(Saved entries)
++++

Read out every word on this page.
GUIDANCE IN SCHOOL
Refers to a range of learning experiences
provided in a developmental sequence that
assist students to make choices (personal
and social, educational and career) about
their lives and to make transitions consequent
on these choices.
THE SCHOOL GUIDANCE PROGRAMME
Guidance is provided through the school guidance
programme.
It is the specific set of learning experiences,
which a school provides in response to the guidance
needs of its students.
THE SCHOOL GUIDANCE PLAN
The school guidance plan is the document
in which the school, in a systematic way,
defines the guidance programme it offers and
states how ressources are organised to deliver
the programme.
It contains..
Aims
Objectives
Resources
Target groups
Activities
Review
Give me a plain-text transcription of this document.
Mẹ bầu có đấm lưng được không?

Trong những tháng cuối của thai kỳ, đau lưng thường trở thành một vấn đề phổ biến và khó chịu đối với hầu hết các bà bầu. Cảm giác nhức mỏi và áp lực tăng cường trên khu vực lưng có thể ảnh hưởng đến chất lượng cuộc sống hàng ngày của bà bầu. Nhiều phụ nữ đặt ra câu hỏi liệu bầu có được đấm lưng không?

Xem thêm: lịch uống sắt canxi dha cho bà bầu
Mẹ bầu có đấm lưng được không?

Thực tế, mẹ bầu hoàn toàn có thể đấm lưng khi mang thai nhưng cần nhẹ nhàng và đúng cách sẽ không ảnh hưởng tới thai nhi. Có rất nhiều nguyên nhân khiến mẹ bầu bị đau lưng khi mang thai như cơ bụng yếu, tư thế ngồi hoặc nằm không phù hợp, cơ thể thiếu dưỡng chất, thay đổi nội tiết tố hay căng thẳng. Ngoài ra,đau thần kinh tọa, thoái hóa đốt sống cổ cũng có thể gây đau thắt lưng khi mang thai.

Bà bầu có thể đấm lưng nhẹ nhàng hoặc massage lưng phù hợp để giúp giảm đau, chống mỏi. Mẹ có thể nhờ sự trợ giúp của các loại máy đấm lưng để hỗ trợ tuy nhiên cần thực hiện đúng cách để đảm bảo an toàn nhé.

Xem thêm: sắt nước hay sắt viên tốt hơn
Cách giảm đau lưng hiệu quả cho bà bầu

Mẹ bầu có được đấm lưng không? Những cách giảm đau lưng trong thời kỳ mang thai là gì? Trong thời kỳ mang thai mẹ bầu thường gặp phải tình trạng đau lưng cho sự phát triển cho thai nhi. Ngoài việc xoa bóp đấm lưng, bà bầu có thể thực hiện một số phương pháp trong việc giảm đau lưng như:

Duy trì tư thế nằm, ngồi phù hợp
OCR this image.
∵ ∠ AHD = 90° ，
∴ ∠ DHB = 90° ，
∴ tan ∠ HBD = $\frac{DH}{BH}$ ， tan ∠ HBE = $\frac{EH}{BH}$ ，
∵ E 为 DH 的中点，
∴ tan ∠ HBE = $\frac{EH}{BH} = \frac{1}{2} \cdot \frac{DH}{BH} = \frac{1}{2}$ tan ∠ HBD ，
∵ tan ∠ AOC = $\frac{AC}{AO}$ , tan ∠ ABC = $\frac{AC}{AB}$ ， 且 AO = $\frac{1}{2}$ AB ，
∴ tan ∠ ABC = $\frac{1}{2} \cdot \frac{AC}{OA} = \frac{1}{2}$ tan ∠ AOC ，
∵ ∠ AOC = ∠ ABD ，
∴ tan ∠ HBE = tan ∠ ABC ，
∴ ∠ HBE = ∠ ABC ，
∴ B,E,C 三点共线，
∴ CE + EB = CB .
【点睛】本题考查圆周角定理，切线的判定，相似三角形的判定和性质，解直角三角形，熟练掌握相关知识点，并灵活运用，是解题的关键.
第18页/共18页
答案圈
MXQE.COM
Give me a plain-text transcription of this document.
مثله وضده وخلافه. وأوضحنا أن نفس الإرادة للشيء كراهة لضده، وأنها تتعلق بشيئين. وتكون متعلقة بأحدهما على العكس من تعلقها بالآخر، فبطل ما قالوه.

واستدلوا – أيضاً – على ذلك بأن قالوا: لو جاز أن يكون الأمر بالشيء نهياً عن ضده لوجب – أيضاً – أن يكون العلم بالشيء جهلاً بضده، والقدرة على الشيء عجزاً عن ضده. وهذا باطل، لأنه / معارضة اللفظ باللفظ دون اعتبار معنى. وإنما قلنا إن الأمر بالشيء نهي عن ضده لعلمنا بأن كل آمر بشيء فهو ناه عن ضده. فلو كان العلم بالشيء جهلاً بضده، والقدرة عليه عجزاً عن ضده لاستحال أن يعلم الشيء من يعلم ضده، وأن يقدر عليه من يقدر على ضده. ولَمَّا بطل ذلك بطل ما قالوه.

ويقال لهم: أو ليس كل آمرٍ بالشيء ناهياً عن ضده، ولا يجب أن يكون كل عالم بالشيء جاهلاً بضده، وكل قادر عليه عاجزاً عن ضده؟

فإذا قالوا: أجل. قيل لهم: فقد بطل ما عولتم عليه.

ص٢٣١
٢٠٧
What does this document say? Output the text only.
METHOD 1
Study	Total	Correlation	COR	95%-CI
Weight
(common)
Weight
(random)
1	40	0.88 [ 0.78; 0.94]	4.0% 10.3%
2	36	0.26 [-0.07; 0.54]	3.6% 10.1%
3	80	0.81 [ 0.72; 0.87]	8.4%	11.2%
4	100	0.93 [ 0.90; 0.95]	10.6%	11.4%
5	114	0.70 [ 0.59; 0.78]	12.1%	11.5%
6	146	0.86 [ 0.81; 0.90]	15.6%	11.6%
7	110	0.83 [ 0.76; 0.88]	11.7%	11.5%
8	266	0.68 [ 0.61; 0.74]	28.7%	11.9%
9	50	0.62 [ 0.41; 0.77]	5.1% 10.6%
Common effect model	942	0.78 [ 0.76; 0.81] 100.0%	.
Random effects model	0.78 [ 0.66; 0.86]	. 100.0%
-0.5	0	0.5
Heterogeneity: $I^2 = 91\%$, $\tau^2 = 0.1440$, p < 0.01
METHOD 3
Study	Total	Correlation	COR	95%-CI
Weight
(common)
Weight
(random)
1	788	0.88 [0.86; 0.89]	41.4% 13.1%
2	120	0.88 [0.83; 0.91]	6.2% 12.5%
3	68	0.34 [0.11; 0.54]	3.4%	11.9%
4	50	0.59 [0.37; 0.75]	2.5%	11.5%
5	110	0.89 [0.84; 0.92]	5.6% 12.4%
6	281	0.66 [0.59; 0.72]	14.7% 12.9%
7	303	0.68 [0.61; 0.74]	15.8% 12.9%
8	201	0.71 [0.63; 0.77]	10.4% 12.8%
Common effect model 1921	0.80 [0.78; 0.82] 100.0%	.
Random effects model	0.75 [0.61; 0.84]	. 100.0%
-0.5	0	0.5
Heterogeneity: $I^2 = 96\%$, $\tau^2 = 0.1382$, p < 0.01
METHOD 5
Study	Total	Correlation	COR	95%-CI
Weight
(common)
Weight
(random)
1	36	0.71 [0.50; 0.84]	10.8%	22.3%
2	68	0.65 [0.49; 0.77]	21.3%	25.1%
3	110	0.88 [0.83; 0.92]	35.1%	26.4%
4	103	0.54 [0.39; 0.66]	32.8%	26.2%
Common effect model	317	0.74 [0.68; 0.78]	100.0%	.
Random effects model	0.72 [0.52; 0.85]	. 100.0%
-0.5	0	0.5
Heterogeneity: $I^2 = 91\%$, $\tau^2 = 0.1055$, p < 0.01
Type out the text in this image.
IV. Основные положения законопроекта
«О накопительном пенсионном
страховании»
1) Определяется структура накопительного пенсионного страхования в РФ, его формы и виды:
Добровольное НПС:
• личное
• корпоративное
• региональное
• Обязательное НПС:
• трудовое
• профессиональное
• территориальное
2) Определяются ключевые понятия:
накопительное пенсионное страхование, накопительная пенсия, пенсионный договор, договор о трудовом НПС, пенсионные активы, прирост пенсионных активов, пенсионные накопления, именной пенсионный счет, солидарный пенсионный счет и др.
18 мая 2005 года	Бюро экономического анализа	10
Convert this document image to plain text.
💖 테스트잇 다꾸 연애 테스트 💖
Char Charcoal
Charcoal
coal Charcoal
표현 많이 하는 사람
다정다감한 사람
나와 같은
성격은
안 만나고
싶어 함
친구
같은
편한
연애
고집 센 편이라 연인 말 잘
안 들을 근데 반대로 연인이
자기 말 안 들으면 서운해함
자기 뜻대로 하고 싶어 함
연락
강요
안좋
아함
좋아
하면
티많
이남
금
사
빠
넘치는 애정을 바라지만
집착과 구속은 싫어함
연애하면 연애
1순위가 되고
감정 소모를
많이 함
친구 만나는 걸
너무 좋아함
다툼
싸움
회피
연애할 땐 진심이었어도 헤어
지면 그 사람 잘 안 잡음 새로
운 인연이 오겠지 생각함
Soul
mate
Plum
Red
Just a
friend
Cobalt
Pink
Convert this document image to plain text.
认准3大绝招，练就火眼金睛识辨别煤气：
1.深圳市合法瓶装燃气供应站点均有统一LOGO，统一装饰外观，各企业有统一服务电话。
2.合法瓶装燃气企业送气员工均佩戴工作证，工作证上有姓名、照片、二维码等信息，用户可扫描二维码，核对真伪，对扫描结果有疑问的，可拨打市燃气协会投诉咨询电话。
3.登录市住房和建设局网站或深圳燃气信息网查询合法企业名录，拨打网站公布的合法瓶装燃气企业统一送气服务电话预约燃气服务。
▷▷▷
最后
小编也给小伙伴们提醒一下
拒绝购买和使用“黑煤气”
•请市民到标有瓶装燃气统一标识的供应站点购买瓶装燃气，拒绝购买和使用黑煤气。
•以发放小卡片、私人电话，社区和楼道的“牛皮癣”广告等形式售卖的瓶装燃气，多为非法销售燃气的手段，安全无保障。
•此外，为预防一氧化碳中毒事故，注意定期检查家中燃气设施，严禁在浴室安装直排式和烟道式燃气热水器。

++++

Everything from the line with "Type out the text in this image." to the end of the listing above needs to be duplicated exactly, both end lines included, with nothing more.

Type out the text in this image.
IV. Основные положения законопроекта
«О накопительном пенсионном
страховании»
1) Определяется структура накопительного пенсионного страхования в РФ, его формы и виды:
Добровольное НПС:
• личное
• корпоративное
• региональное
• Обязательное НПС:
• трудовое
• профессиональное
• территориальное
2) Определяются ключевые понятия:
накопительное пенсионное страхование, накопительная пенсия, пенсионный договор, договор о трудовом НПС, пенсионные активы, прирост пенсионных активов, пенсионные накопления, именной пенсионный счет, солидарный пенсионный счет и др.
18 мая 2005 года	Бюро экономического анализа	10
Convert this document image to plain text.
💖 테스트잇 다꾸 연애 테스트 💖
Char Charcoal
Charcoal
coal Charcoal
표현 많이 하는 사람
다정다감한 사람
나와 같은
성격은
안 만나고
싶어 함
친구
같은
편한
연애
고집 센 편이라 연인 말 잘
안 들을 근데 반대로 연인이
자기 말 안 들으면 서운해함
자기 뜻대로 하고 싶어 함
연락
강요
안좋
아함
좋아
하면
티많
이남
금
사
빠
넘치는 애정을 바라지만
집착과 구속은 싫어함
연애하면 연애
1순위가 되고
감정 소모를
많이 함
친구 만나는 걸
너무 좋아함
다툼
싸움
회피
연애할 땐 진심이었어도 헤어
지면 그 사람 잘 안 잡음 새로
운 인연이 오겠지 생각함
Soul
mate
Plum
Red
Just a
friend
Cobalt
Pink
Convert this document image to plain text.
认准3大绝招，练就火眼金睛识辨别煤气：
1.深圳市合法瓶装燃气供应站点均有统一LOGO，统一装饰外观，各企业有统一服务电话。
2.合法瓶装燃气企业送气员工均佩戴工作证，工作证上有姓名、照片、二维码等信息，用户可扫描二维码，核对真伪，对扫描结果有疑问的，可拨打市燃气协会投诉咨询电话。
3.登录市住房和建设局网站或深圳燃气信息网查询合法企业名录，拨打网站公布的合法瓶装燃气企业统一送气服务电话预约燃气服务。
▷▷▷
最后
小编也给小伙伴们提醒一下
拒绝购买和使用“黑煤气”
•请市民到标有瓶装燃气统一标识的供应站点购买瓶装燃气，拒绝购买和使用黑煤气。
•以发放小卡片、私人电话，社区和楼道的“牛皮癣”广告等形式售卖的瓶装燃气，多为非法销售燃气的手段，安全无保障。
•此外，为预防一氧化碳中毒事故，注意定期检查家中燃气设施，严禁在浴室安装直排式和烟道式燃气热水器。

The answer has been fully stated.